- [TASK GOAL]: From the listing below, extract every line in which the word "Fall" appears.

• • •

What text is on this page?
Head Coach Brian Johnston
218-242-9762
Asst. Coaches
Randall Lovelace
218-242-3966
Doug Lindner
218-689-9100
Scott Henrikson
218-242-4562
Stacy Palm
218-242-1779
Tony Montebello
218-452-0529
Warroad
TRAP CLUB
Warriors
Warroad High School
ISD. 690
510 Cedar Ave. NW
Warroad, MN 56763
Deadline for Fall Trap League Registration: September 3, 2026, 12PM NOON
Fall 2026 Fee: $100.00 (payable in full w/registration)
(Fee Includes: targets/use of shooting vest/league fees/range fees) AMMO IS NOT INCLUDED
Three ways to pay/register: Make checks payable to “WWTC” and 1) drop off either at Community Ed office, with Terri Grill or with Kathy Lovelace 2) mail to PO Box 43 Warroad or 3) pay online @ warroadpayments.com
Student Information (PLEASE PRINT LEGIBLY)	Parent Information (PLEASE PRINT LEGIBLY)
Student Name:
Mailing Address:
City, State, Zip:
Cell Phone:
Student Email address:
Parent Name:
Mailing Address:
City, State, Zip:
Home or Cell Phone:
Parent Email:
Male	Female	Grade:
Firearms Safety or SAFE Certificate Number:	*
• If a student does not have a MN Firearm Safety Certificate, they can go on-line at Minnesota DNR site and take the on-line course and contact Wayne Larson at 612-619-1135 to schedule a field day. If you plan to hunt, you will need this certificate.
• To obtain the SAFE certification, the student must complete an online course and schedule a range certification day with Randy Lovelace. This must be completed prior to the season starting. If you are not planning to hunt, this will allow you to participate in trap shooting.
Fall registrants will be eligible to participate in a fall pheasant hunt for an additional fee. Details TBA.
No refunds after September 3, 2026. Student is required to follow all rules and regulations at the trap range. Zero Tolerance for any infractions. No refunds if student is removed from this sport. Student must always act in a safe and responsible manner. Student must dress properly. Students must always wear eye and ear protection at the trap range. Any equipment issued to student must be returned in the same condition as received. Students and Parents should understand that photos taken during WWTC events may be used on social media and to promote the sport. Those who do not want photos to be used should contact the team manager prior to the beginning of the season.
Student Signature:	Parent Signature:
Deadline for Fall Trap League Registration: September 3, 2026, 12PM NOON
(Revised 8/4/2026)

• • •

- [THE REPLY]:
Deadline for Fall Trap League Registration: September 3, 2026, 12PM NOON
Fall 2026 Fee: $100.00 (payable in full w/registration)
Fall registrants will be eligible to participate in a fall pheasant hunt for an additional fee. Details TBA.
Deadline for Fall Trap League Registration: September 3, 2026, 12PM NOON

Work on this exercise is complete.